TO BE DONE ▸ Check each line of the records for "state"; collect those that have it.
↓
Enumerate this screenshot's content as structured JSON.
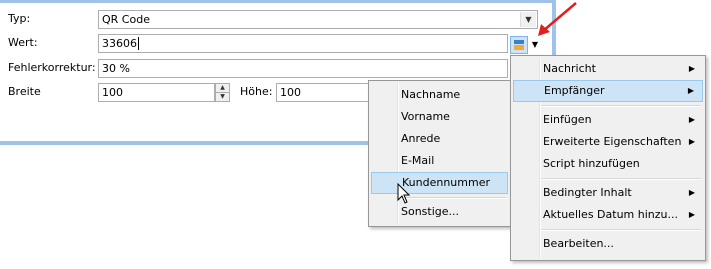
{
  "form": {
    "type_label": "Typ:",
    "type_value": "QR Code",
    "value_label": "Wert:",
    "value_value": "33606",
    "errcorr_label": "Fehlerkorrektur:",
    "errcorr_value": "30 %",
    "width_label": "Breite",
    "width_value": "100",
    "height_label": "Höhe:",
    "height_value": "100"
  },
  "submenu": {
    "items": [
      "Nachname",
      "Vorname",
      "Anrede",
      "E-Mail",
      "Kundennummer"
    ],
    "other": "Sonstige...",
    "highlighted": "Kundennummer"
  },
  "mainmenu": {
    "nachricht": "Nachricht",
    "empfaenger": "Empfänger",
    "einfuegen": "Einfügen",
    "erweiterte": "Erweiterte Eigenschaften",
    "script": "Script hinzufügen",
    "bedingter": "Bedingter Inhalt",
    "datum": "Aktuelles Datum hinzu...",
    "bearbeiten": "Bearbeiten...",
    "highlighted": "Empfänger"
  },
  "colors": {
    "accent_border": "#9fc3e8",
    "highlight": "#cde4f7",
    "arrow": "#e02020"
  }
}
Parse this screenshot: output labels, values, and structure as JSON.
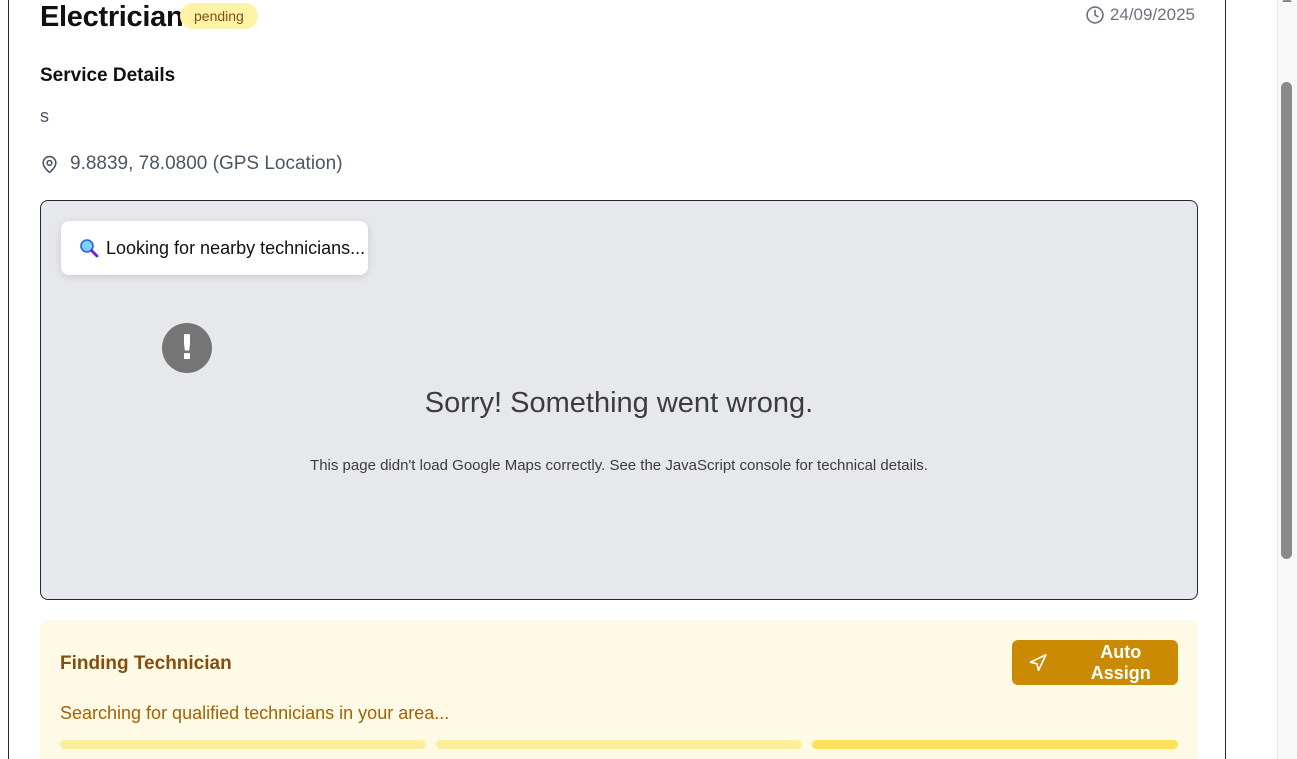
{
  "header": {
    "title": "Electrician",
    "status_badge": "pending",
    "date": "24/09/2025"
  },
  "service": {
    "section_title": "Service Details",
    "description": "s",
    "location": "9.8839, 78.0800 (GPS Location)"
  },
  "map": {
    "searching_label": "Looking for nearby technicians...",
    "error_title": "Sorry! Something went wrong.",
    "error_text": "This page didn't load Google Maps correctly. See the JavaScript console for technical details."
  },
  "finding": {
    "title": "Finding Technician",
    "auto_assign_label": "Auto Assign",
    "status_text": "Searching for qualified technicians in your area...",
    "progress_segments": 3,
    "active_segment": 3
  },
  "colors": {
    "badge_bg": "#fef3a7",
    "badge_text": "#854d0e",
    "finding_bg": "#fefae6",
    "accent": "#ca8a04"
  },
  "icons": {
    "date": "clock-icon",
    "location": "map-pin-icon",
    "search": "magnifier-icon",
    "error": "exclamation-icon",
    "auto_assign": "navigation-arrow-icon"
  }
}
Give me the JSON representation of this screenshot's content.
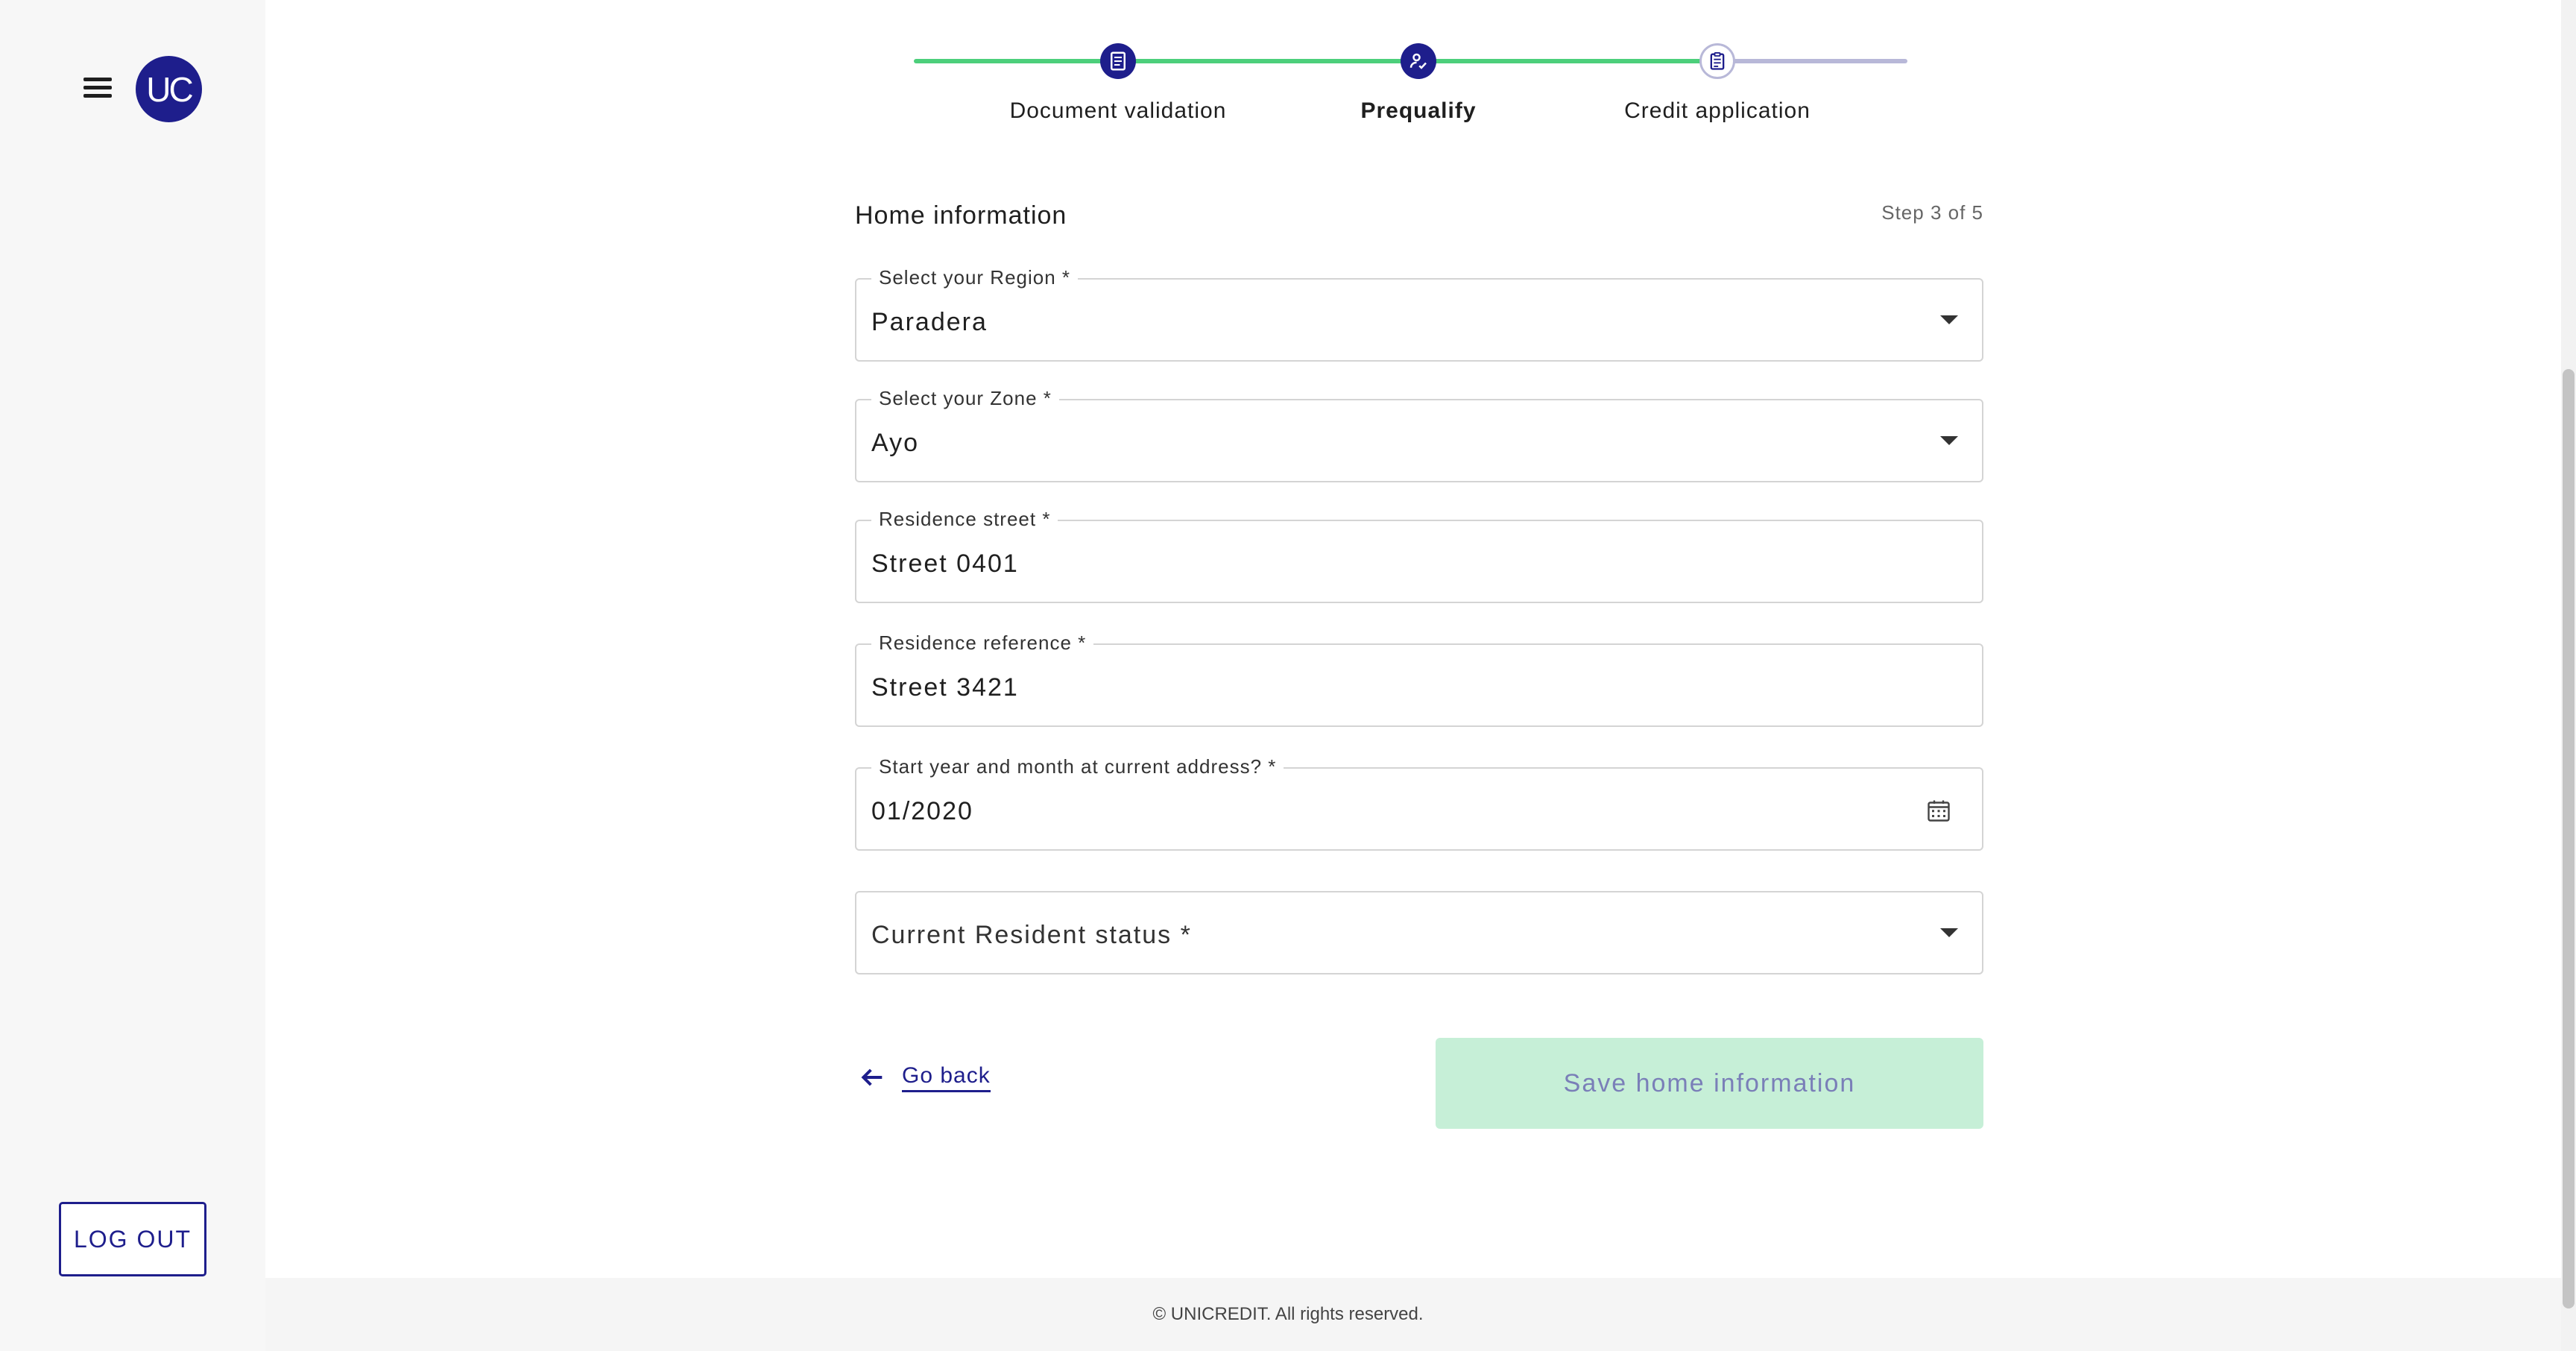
{
  "sidebar": {
    "menu_icon": "hamburger-menu-icon",
    "avatar_initials": "UC",
    "logout_label": "LOG OUT"
  },
  "stepper": {
    "steps": [
      {
        "label": "Document validation",
        "icon": "document-icon",
        "state": "completed"
      },
      {
        "label": "Prequalify",
        "icon": "signature-icon",
        "state": "active"
      },
      {
        "label": "Credit application",
        "icon": "clipboard-icon",
        "state": "pending"
      }
    ]
  },
  "form": {
    "title": "Home information",
    "step_counter": "Step 3 of 5",
    "fields": [
      {
        "label": "Select your Region *",
        "value": "Paradera",
        "type": "select"
      },
      {
        "label": "Select your Zone *",
        "value": "Ayo",
        "type": "select"
      },
      {
        "label": "Residence street *",
        "value": "Street 0401",
        "type": "text"
      },
      {
        "label": "Residence reference *",
        "value": "Street 3421",
        "type": "text"
      },
      {
        "label": "Start year and month at current address? *",
        "value": "01/2020",
        "type": "date"
      },
      {
        "label": "Current Resident status *",
        "value": "",
        "type": "select"
      }
    ]
  },
  "actions": {
    "go_back_label": "Go back",
    "save_label": "Save home information"
  },
  "footer": {
    "copyright": "© UNICREDIT. All rights reserved."
  },
  "colors": {
    "brand": "#1e1e8c",
    "progress": "#4ccf7b",
    "save_button_disabled": "#c6efd7"
  }
}
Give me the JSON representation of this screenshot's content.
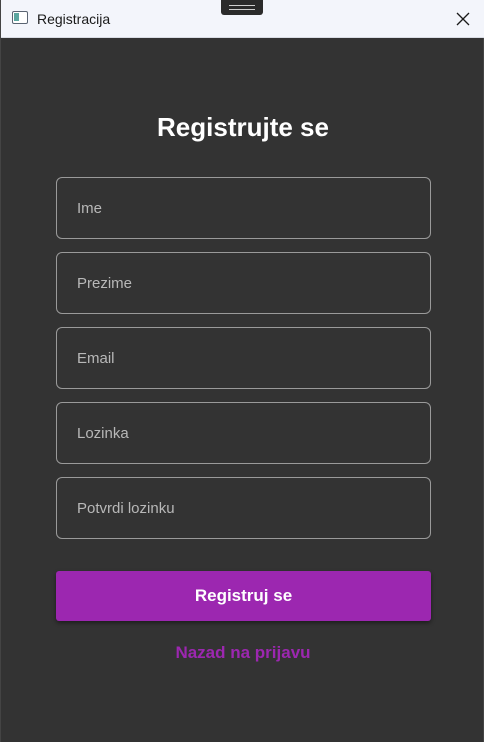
{
  "window": {
    "title": "Registracija",
    "icon": "app-window-icon",
    "close_icon": "close-icon"
  },
  "form": {
    "heading": "Registrujte se",
    "fields": [
      {
        "name": "first-name",
        "placeholder": "Ime",
        "value": ""
      },
      {
        "name": "last-name",
        "placeholder": "Prezime",
        "value": ""
      },
      {
        "name": "email",
        "placeholder": "Email",
        "value": ""
      },
      {
        "name": "password",
        "placeholder": "Lozinka",
        "value": ""
      },
      {
        "name": "confirm-password",
        "placeholder": "Potvrdi lozinku",
        "value": ""
      }
    ],
    "submit_label": "Registruj se",
    "back_link": "Nazad na prijavu"
  },
  "colors": {
    "background": "#333333",
    "accent": "#9c27b0",
    "field_border": "#9a9a9a",
    "titlebar": "#f3f5fb"
  }
}
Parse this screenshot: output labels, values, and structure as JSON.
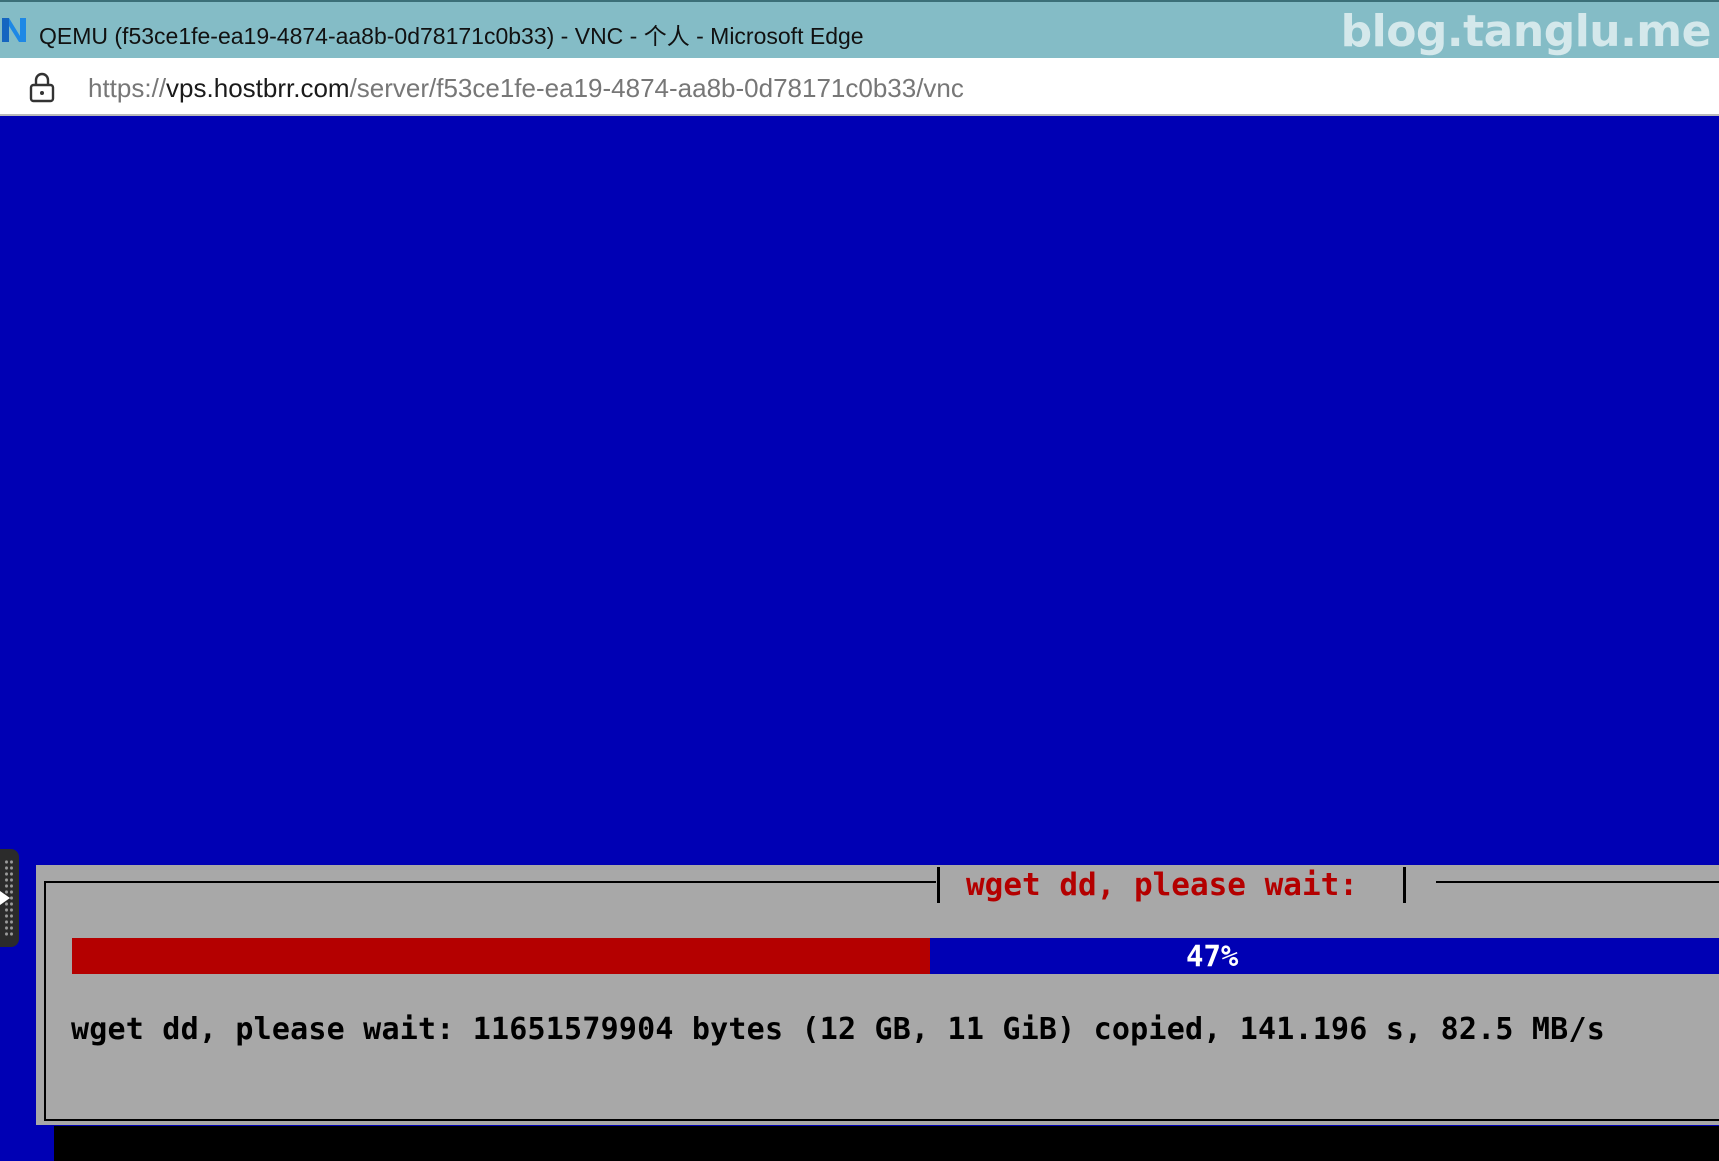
{
  "window": {
    "title": "QEMU (f53ce1fe-ea19-4874-aa8b-0d78171c0b33) - VNC - 个人 - Microsoft Edge",
    "watermark": "blog.tanglu.me",
    "app_icon": "edge-app-icon"
  },
  "address_bar": {
    "lock_icon": "lock-icon",
    "url_scheme": "https://",
    "url_host": "vps.hostbrr.com",
    "url_path": "/server/f53ce1fe-ea19-4874-aa8b-0d78171c0b33/vnc"
  },
  "vnc": {
    "dialog": {
      "title": "wget dd, please wait:",
      "progress_percent": 47,
      "progress_label": "47%",
      "status_text": "wget dd, please wait: 11651579904 bytes (12 GB, 11 GiB) copied, 141.196 s, 82.5 MB/s"
    },
    "colors": {
      "background": "#0000b4",
      "dialog_gray": "#a8a8a8",
      "progress_red": "#b40000",
      "title_red": "#b40000"
    }
  }
}
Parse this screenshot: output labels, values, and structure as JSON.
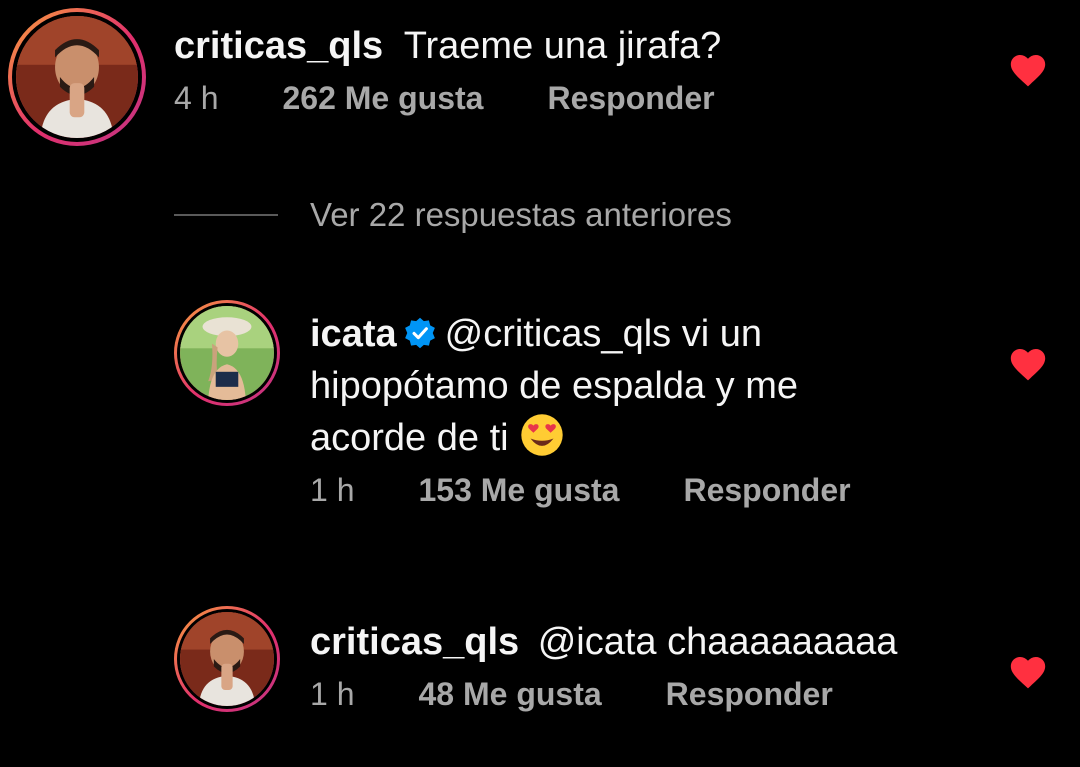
↑
EXERCISE RESPONSE ▸
        "state": "completed"
        "state": "active"
        "state": "pending"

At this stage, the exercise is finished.